-- Start of Record extracts --

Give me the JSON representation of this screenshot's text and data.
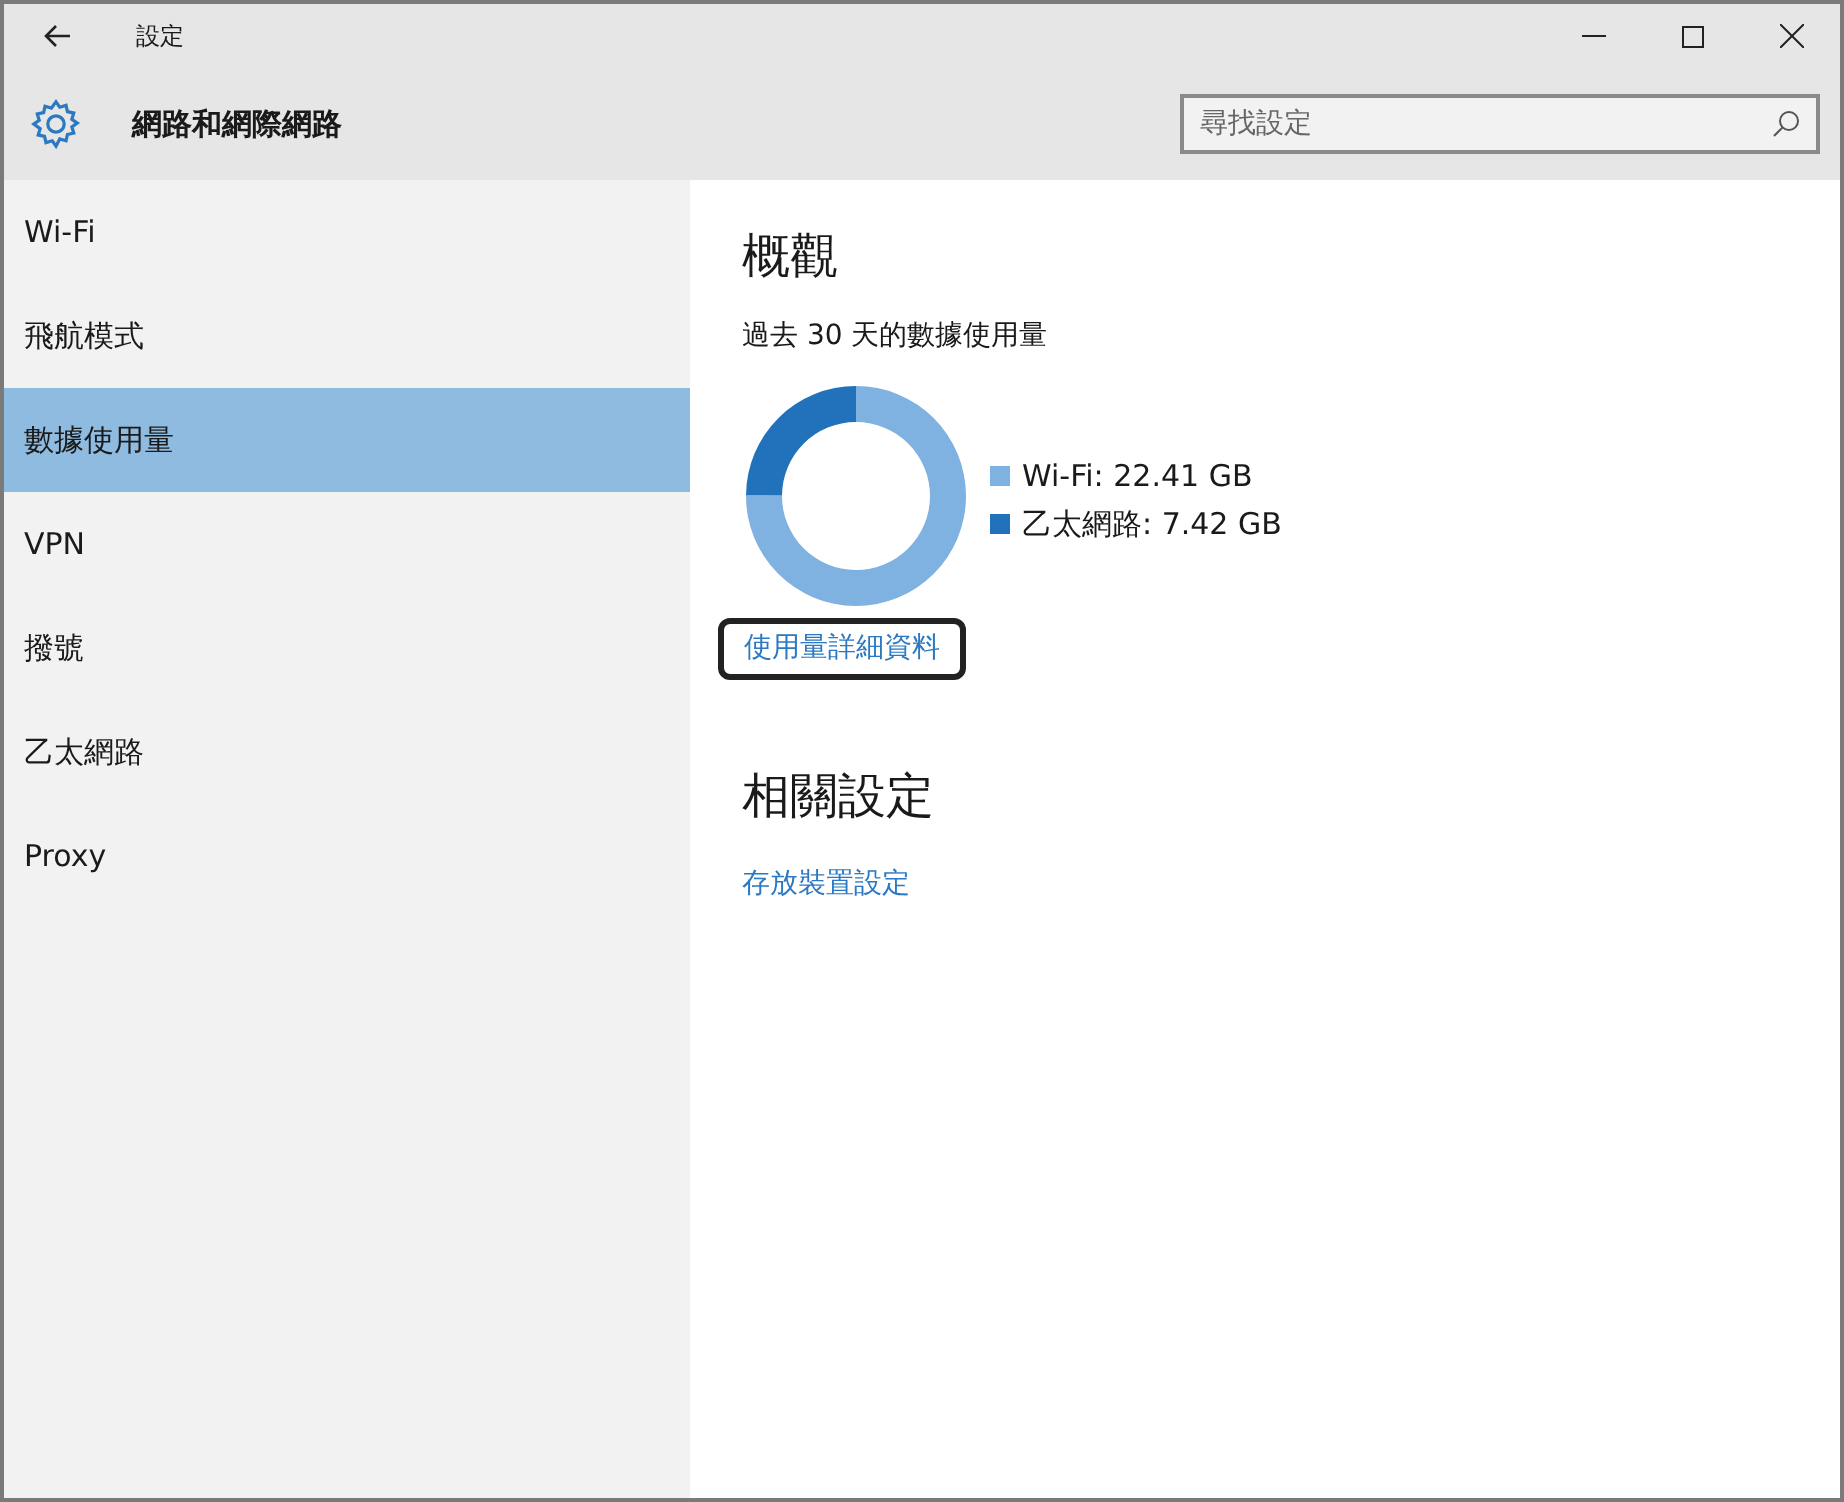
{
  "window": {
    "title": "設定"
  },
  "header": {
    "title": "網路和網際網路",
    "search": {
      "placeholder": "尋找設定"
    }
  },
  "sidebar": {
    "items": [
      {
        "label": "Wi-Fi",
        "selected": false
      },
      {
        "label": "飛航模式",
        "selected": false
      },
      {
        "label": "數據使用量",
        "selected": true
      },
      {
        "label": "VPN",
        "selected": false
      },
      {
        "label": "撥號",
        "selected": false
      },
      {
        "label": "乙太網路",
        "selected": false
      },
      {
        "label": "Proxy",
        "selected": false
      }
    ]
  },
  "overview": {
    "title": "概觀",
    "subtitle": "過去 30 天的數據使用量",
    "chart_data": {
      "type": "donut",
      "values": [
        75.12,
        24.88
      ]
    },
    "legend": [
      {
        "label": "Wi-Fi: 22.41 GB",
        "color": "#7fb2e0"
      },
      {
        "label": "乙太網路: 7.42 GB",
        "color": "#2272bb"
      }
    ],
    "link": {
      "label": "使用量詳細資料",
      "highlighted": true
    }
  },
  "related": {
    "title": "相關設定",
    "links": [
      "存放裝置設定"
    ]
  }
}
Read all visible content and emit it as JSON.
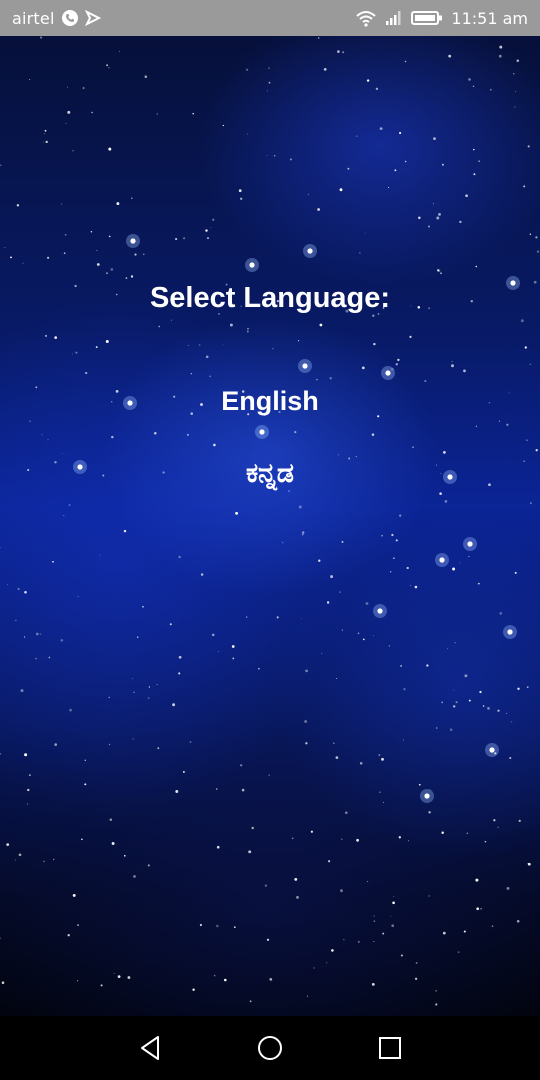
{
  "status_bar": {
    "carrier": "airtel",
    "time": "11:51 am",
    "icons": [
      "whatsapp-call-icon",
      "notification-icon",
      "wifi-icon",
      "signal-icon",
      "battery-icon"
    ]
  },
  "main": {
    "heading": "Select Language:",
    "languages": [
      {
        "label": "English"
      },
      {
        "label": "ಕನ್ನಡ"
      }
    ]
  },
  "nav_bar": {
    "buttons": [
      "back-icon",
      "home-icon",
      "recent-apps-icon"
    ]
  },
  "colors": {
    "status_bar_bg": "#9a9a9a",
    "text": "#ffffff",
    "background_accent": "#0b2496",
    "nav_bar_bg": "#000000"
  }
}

-- End of Record extracts --

Go through the listing above and quote it exactly, apart from its images.

Give me the JSON representation of this screenshot's text and data.
{
  "window": {
    "title": "設定"
  },
  "header": {
    "title": "網路和網際網路",
    "search": {
      "placeholder": "尋找設定"
    }
  },
  "sidebar": {
    "items": [
      {
        "label": "Wi-Fi",
        "selected": false
      },
      {
        "label": "飛航模式",
        "selected": false
      },
      {
        "label": "數據使用量",
        "selected": true
      },
      {
        "label": "VPN",
        "selected": false
      },
      {
        "label": "撥號",
        "selected": false
      },
      {
        "label": "乙太網路",
        "selected": false
      },
      {
        "label": "Proxy",
        "selected": false
      }
    ]
  },
  "overview": {
    "title": "概觀",
    "subtitle": "過去 30 天的數據使用量",
    "chart_data": {
      "type": "donut",
      "values": [
        75.12,
        24.88
      ]
    },
    "legend": [
      {
        "label": "Wi-Fi: 22.41 GB",
        "color": "#7fb2e0"
      },
      {
        "label": "乙太網路: 7.42 GB",
        "color": "#2272bb"
      }
    ],
    "link": {
      "label": "使用量詳細資料",
      "highlighted": true
    }
  },
  "related": {
    "title": "相關設定",
    "links": [
      "存放裝置設定"
    ]
  }
}
Read all visible content and emit it as JSON.
{
  "status_bar": {
    "carrier": "airtel",
    "time": "11:51 am",
    "icons": [
      "whatsapp-call-icon",
      "notification-icon",
      "wifi-icon",
      "signal-icon",
      "battery-icon"
    ]
  },
  "main": {
    "heading": "Select Language:",
    "languages": [
      {
        "label": "English"
      },
      {
        "label": "ಕನ್ನಡ"
      }
    ]
  },
  "nav_bar": {
    "buttons": [
      "back-icon",
      "home-icon",
      "recent-apps-icon"
    ]
  },
  "colors": {
    "status_bar_bg": "#9a9a9a",
    "text": "#ffffff",
    "background_accent": "#0b2496",
    "nav_bar_bg": "#000000"
  }
}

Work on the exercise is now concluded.